Dataset excerpts:
-------------------------

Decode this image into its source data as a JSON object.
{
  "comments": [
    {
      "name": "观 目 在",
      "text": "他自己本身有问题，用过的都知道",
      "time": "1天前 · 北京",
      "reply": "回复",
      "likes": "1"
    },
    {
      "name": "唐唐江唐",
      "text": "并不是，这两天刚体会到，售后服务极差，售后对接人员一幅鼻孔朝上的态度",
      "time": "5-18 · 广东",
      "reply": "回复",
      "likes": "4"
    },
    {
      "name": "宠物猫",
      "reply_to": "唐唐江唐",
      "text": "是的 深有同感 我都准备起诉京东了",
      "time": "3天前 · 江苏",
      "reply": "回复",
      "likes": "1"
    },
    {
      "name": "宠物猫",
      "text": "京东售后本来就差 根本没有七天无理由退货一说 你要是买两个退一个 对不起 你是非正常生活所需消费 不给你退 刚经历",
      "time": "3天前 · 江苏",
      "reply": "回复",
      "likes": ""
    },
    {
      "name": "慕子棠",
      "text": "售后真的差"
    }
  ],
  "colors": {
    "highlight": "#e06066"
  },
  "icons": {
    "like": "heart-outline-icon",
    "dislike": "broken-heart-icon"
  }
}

-------------------------

DIRECTIVE:
Using the listing above, list every line in which the string "text" occurs.

SOLUTION TO THE EXERCISE:
      "text": "他自己本身有问题，用过的都知道",
      "text": "并不是，这两天刚体会到，售后服务极差，售后对接人员一幅鼻孔朝上的态度",
      "text": "是的 深有同感 我都准备起诉京东了",
      "text": "京东售后本来就差 根本没有七天无理由退货一说 你要是买两个退一个 对不起 你是非正常生活所需消费 不给你退 刚经历",
      "text": "售后真的差"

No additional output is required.